_Exercise details:_
Transcribe all of the material below word for word and leave out its pictures.

- - -

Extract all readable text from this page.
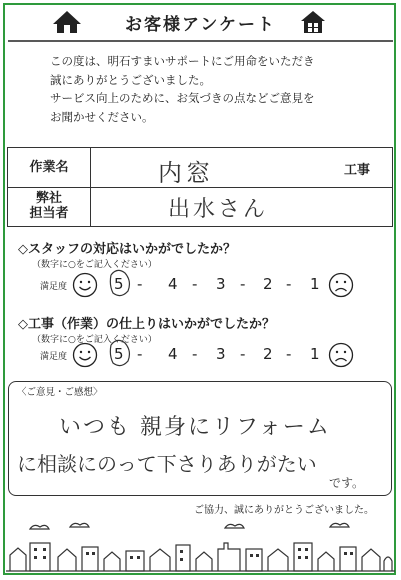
お客様アンケート
この度は、明石すまいサポートにご用命をいただき
誠にありがとうございました。
サービス向上のために、お気づきの点などご意見を
お聞かせください。
作業名	内窓	工事
弊社
担当者	出水さん
◇スタッフの対応はいかがでしたか？
（数字に○をご記入ください）
満足度	5 - 4 - 3 - 2 - 1
◇工事（作業）の仕上りはいかがでしたか？
（数字に○をご記入ください）
満足度	5 - 4 - 3 - 2 - 1
〈ご意見・ご感想〉
いつも 親身にリフォーム
に相談にのって下さりありがたい
です。
ご協力、誠にありがとうございました。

- - -

_Exercise response:_
Extract all readable text from this page.
お客様アンケート
この度は、明石すまいサポートにご用命をいただき
誠にありがとうございました。
サービス向上のために、お気づきの点などご意見を
お聞かせください。
作業名	内窓	工事
弊社
担当者	出水さん
◇スタッフの対応はいかがでしたか？
（数字に○をご記入ください）
満足度	5 - 4 - 3 - 2 - 1
◇工事（作業）の仕上りはいかがでしたか？
（数字に○をご記入ください）
満足度	5 - 4 - 3 - 2 - 1
〈ご意見・ご感想〉
いつも 親身にリフォーム
に相談にのって下さりありがたい
です。
ご協力、誠にありがとうございました。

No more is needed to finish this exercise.